◆ What the exercise asks:
Please write out the complete listing that follows, exactly as it reads.

◆ Records for processing:
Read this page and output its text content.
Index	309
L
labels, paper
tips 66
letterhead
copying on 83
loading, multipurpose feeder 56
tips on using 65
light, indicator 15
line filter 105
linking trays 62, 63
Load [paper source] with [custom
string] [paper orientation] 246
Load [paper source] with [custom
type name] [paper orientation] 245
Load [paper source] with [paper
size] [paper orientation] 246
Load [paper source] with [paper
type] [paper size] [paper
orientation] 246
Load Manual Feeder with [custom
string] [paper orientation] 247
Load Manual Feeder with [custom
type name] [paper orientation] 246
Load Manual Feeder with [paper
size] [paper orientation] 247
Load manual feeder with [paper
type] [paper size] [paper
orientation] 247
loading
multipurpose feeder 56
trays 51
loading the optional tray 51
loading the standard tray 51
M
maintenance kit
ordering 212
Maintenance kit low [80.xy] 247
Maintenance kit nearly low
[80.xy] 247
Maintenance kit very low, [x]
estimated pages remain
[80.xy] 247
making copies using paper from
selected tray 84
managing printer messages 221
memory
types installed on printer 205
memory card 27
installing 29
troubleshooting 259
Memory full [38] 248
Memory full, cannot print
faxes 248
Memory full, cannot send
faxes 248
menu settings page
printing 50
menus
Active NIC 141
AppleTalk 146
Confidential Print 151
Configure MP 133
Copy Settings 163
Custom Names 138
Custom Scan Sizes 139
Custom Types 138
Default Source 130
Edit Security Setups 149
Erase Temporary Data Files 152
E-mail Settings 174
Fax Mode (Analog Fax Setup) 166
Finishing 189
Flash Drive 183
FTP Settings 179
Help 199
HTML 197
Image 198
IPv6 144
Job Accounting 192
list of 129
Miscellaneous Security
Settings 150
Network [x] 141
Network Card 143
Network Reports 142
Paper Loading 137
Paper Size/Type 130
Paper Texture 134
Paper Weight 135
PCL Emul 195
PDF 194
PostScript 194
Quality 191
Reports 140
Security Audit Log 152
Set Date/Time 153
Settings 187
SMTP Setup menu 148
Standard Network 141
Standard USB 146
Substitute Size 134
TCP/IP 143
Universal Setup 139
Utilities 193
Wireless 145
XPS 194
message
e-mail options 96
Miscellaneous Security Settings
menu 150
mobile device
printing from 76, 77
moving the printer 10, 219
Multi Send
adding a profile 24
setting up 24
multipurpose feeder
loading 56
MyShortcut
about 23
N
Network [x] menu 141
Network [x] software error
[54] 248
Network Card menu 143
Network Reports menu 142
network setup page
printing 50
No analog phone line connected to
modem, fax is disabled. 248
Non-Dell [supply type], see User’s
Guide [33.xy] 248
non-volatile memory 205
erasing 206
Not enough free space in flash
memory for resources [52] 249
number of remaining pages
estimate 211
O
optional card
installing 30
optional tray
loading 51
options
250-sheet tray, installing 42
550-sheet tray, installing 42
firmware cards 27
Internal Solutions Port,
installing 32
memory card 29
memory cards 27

◆ Exercise response:
Read this page and output its text content.
Index	309
L
labels, paper
tips 66
letterhead
copying on 83
loading, multipurpose feeder 56
tips on using 65
light, indicator 15
line filter 105
linking trays 62, 63
Load [paper source] with [custom
string] [paper orientation] 246
Load [paper source] with [custom
type name] [paper orientation] 245
Load [paper source] with [paper
size] [paper orientation] 246
Load [paper source] with [paper
type] [paper size] [paper
orientation] 246
Load Manual Feeder with [custom
string] [paper orientation] 247
Load Manual Feeder with [custom
type name] [paper orientation] 246
Load Manual Feeder with [paper
size] [paper orientation] 247
Load manual feeder with [paper
type] [paper size] [paper
orientation] 247
loading
multipurpose feeder 56
trays 51
loading the optional tray 51
loading the standard tray 51
M
maintenance kit
ordering 212
Maintenance kit low [80.xy] 247
Maintenance kit nearly low
[80.xy] 247
Maintenance kit very low, [x]
estimated pages remain
[80.xy] 247
making copies using paper from
selected tray 84
managing printer messages 221
memory
types installed on printer 205
memory card 27
installing 29
troubleshooting 259
Memory full [38] 248
Memory full, cannot print
faxes 248
Memory full, cannot send
faxes 248
menu settings page
printing 50
menus
Active NIC 141
AppleTalk 146
Confidential Print 151
Configure MP 133
Copy Settings 163
Custom Names 138
Custom Scan Sizes 139
Custom Types 138
Default Source 130
Edit Security Setups 149
Erase Temporary Data Files 152
E-mail Settings 174
Fax Mode (Analog Fax Setup) 166
Finishing 189
Flash Drive 183
FTP Settings 179
Help 199
HTML 197
Image 198
IPv6 144
Job Accounting 192
list of 129
Miscellaneous Security
Settings 150
Network [x] 141
Network Card 143
Network Reports 142
Paper Loading 137
Paper Size/Type 130
Paper Texture 134
Paper Weight 135
PCL Emul 195
PDF 194
PostScript 194
Quality 191
Reports 140
Security Audit Log 152
Set Date/Time 153
Settings 187
SMTP Setup menu 148
Standard Network 141
Standard USB 146
Substitute Size 134
TCP/IP 143
Universal Setup 139
Utilities 193
Wireless 145
XPS 194
message
e-mail options 96
Miscellaneous Security Settings
menu 150
mobile device
printing from 76, 77
moving the printer 10, 219
Multi Send
adding a profile 24
setting up 24
multipurpose feeder
loading 56
MyShortcut
about 23
N
Network [x] menu 141
Network [x] software error
[54] 248
Network Card menu 143
Network Reports menu 142
network setup page
printing 50
No analog phone line connected to
modem, fax is disabled. 248
Non-Dell [supply type], see User’s
Guide [33.xy] 248
non-volatile memory 205
erasing 206
Not enough free space in flash
memory for resources [52] 249
number of remaining pages
estimate 211
O
optional card
installing 30
optional tray
loading 51
options
250-sheet tray, installing 42
550-sheet tray, installing 42
firmware cards 27
Internal Solutions Port,
installing 32
memory card 29
memory cards 27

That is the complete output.